>> start
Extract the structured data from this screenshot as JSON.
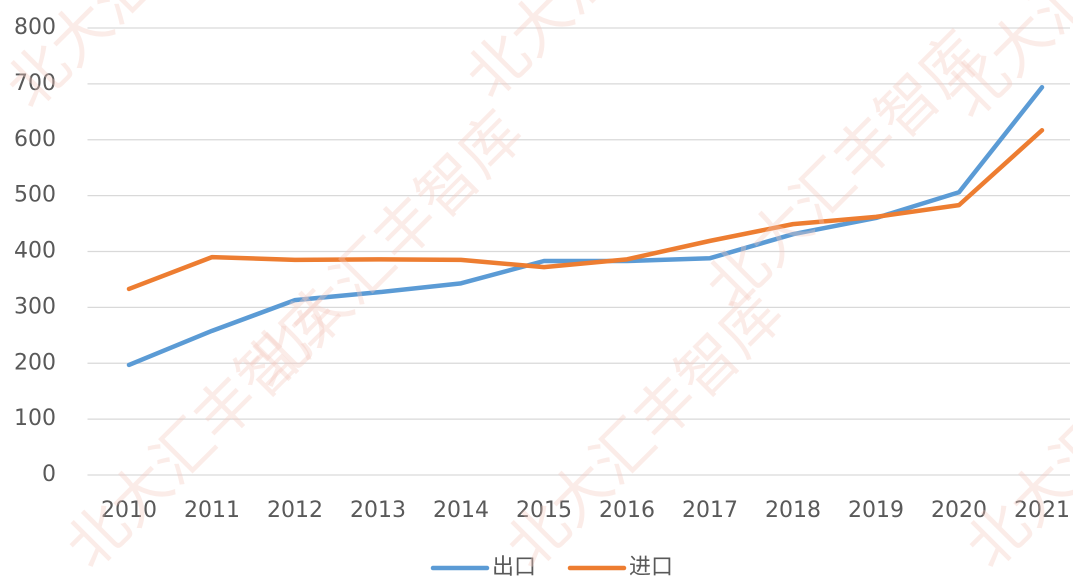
{
  "chart_data": {
    "type": "line",
    "watermark": "北大汇丰智库",
    "categories": [
      "2010",
      "2011",
      "2012",
      "2013",
      "2014",
      "2015",
      "2016",
      "2017",
      "2018",
      "2019",
      "2020",
      "2021"
    ],
    "series": [
      {
        "name": "出口",
        "color": "#5b9bd5",
        "values": [
          197,
          258,
          313,
          327,
          343,
          383,
          383,
          388,
          431,
          460,
          506,
          694
        ]
      },
      {
        "name": "进口",
        "color": "#ed7d31",
        "values": [
          333,
          390,
          385,
          386,
          385,
          372,
          386,
          419,
          449,
          462,
          483,
          617
        ]
      }
    ],
    "ylim": [
      0,
      800
    ],
    "yticks": [
      0,
      100,
      200,
      300,
      400,
      500,
      600,
      700,
      800
    ],
    "grid": true
  }
}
>> end
Repeat the material above word for word, please, apart from its images.

_THE SOLUTION_
Extract the structured data from this screenshot as JSON.
{
  "chart_data": {
    "type": "line",
    "watermark": "北大汇丰智库",
    "categories": [
      "2010",
      "2011",
      "2012",
      "2013",
      "2014",
      "2015",
      "2016",
      "2017",
      "2018",
      "2019",
      "2020",
      "2021"
    ],
    "series": [
      {
        "name": "出口",
        "color": "#5b9bd5",
        "values": [
          197,
          258,
          313,
          327,
          343,
          383,
          383,
          388,
          431,
          460,
          506,
          694
        ]
      },
      {
        "name": "进口",
        "color": "#ed7d31",
        "values": [
          333,
          390,
          385,
          386,
          385,
          372,
          386,
          419,
          449,
          462,
          483,
          617
        ]
      }
    ],
    "ylim": [
      0,
      800
    ],
    "yticks": [
      0,
      100,
      200,
      300,
      400,
      500,
      600,
      700,
      800
    ],
    "grid": true
  }
}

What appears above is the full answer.